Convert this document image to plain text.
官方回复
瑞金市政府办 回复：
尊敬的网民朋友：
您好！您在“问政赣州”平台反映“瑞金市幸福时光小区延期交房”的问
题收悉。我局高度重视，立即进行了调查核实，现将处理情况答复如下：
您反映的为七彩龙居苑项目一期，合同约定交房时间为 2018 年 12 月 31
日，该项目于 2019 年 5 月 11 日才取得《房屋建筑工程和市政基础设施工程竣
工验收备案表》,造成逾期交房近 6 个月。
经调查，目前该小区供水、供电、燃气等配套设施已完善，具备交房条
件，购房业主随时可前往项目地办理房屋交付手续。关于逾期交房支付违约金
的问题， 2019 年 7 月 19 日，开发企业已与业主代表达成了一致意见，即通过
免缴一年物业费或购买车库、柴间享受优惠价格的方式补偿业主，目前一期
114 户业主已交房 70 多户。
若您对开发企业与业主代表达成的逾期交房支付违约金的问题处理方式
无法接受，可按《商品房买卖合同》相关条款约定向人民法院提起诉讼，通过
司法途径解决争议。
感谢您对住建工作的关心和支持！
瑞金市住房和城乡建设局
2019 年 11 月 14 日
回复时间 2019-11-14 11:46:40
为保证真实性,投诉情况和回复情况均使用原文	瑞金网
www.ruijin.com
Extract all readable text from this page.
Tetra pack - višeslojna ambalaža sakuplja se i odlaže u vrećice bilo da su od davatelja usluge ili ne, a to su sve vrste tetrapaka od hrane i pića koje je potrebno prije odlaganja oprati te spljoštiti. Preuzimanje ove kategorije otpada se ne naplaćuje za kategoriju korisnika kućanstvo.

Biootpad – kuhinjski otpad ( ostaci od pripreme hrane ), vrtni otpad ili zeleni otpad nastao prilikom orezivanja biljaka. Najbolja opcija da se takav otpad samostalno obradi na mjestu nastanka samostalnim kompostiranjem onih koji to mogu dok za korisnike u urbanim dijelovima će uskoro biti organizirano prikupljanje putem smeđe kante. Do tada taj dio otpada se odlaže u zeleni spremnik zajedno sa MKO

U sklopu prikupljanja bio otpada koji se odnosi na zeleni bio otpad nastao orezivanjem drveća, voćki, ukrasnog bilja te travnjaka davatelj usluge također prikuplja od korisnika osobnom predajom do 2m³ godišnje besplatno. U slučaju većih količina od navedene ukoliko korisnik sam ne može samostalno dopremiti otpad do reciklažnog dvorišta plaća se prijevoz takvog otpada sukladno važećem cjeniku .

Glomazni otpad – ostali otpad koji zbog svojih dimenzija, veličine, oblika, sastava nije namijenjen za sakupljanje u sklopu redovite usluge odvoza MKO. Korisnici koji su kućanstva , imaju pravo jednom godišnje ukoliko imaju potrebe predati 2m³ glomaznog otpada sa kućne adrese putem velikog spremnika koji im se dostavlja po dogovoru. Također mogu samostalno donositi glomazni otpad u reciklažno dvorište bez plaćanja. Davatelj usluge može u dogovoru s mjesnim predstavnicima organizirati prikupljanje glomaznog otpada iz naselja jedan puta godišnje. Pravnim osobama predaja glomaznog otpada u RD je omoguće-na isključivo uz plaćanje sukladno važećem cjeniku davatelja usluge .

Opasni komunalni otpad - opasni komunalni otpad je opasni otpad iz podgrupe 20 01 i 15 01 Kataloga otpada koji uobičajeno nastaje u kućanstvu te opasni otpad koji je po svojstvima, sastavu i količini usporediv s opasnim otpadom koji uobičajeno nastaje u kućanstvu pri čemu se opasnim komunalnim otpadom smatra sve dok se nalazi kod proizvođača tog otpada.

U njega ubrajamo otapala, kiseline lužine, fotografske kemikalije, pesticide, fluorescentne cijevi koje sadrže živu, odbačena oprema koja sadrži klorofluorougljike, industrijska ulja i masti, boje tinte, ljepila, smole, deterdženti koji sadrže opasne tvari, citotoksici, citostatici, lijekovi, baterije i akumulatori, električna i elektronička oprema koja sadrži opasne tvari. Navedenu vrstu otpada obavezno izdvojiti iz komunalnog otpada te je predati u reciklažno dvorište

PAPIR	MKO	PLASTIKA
☆ ☆ ☆ ☆
• WORK TO DO
Repeat the whole listing exactly, keeping every line intact.

• FULL SOLUTION
Convert this document image to plain text.
官方回复
瑞金市政府办 回复：
尊敬的网民朋友：
您好！您在“问政赣州”平台反映“瑞金市幸福时光小区延期交房”的问
题收悉。我局高度重视，立即进行了调查核实，现将处理情况答复如下：
您反映的为七彩龙居苑项目一期，合同约定交房时间为 2018 年 12 月 31
日，该项目于 2019 年 5 月 11 日才取得《房屋建筑工程和市政基础设施工程竣
工验收备案表》,造成逾期交房近 6 个月。
经调查，目前该小区供水、供电、燃气等配套设施已完善，具备交房条
件，购房业主随时可前往项目地办理房屋交付手续。关于逾期交房支付违约金
的问题， 2019 年 7 月 19 日，开发企业已与业主代表达成了一致意见，即通过
免缴一年物业费或购买车库、柴间享受优惠价格的方式补偿业主，目前一期
114 户业主已交房 70 多户。
若您对开发企业与业主代表达成的逾期交房支付违约金的问题处理方式
无法接受，可按《商品房买卖合同》相关条款约定向人民法院提起诉讼，通过
司法途径解决争议。
感谢您对住建工作的关心和支持！
瑞金市住房和城乡建设局
2019 年 11 月 14 日
回复时间 2019-11-14 11:46:40
为保证真实性,投诉情况和回复情况均使用原文	瑞金网
www.ruijin.com
Extract all readable text from this page.
Tetra pack - višeslojna ambalaža sakuplja se i odlaže u vrećice bilo da su od davatelja usluge ili ne, a to su sve vrste tetrapaka od hrane i pića koje je potrebno prije odlaganja oprati te spljoštiti. Preuzimanje ove kategorije otpada se ne naplaćuje za kategoriju korisnika kućanstvo.

Biootpad – kuhinjski otpad ( ostaci od pripreme hrane ), vrtni otpad ili zeleni otpad nastao prilikom orezivanja biljaka. Najbolja opcija da se takav otpad samostalno obradi na mjestu nastanka samostalnim kompostiranjem onih koji to mogu dok za korisnike u urbanim dijelovima će uskoro biti organizirano prikupljanje putem smeđe kante. Do tada taj dio otpada se odlaže u zeleni spremnik zajedno sa MKO

U sklopu prikupljanja bio otpada koji se odnosi na zeleni bio otpad nastao orezivanjem drveća, voćki, ukrasnog bilja te travnjaka davatelj usluge također prikuplja od korisnika osobnom predajom do 2m³ godišnje besplatno. U slučaju većih količina od navedene ukoliko korisnik sam ne može samostalno dopremiti otpad do reciklažnog dvorišta plaća se prijevoz takvog otpada sukladno važećem cjeniku .

Glomazni otpad – ostali otpad koji zbog svojih dimenzija, veličine, oblika, sastava nije namijenjen za sakupljanje u sklopu redovite usluge odvoza MKO. Korisnici koji su kućanstva , imaju pravo jednom godišnje ukoliko imaju potrebe predati 2m³ glomaznog otpada sa kućne adrese putem velikog spremnika koji im se dostavlja po dogovoru. Također mogu samostalno donositi glomazni otpad u reciklažno dvorište bez plaćanja. Davatelj usluge može u dogovoru s mjesnim predstavnicima organizirati prikupljanje glomaznog otpada iz naselja jedan puta godišnje. Pravnim osobama predaja glomaznog otpada u RD je omoguće-na isključivo uz plaćanje sukladno važećem cjeniku davatelja usluge .

Opasni komunalni otpad - opasni komunalni otpad je opasni otpad iz podgrupe 20 01 i 15 01 Kataloga otpada koji uobičajeno nastaje u kućanstvu te opasni otpad koji je po svojstvima, sastavu i količini usporediv s opasnim otpadom koji uobičajeno nastaje u kućanstvu pri čemu se opasnim komunalnim otpadom smatra sve dok se nalazi kod proizvođača tog otpada.

U njega ubrajamo otapala, kiseline lužine, fotografske kemikalije, pesticide, fluorescentne cijevi koje sadrže živu, odbačena oprema koja sadrži klorofluorougljike, industrijska ulja i masti, boje tinte, ljepila, smole, deterdženti koji sadrže opasne tvari, citotoksici, citostatici, lijekovi, baterije i akumulatori, električna i elektronička oprema koja sadrži opasne tvari. Navedenu vrstu otpada obavezno izdvojiti iz komunalnog otpada te je predati u reciklažno dvorište

PAPIR	MKO	PLASTIKA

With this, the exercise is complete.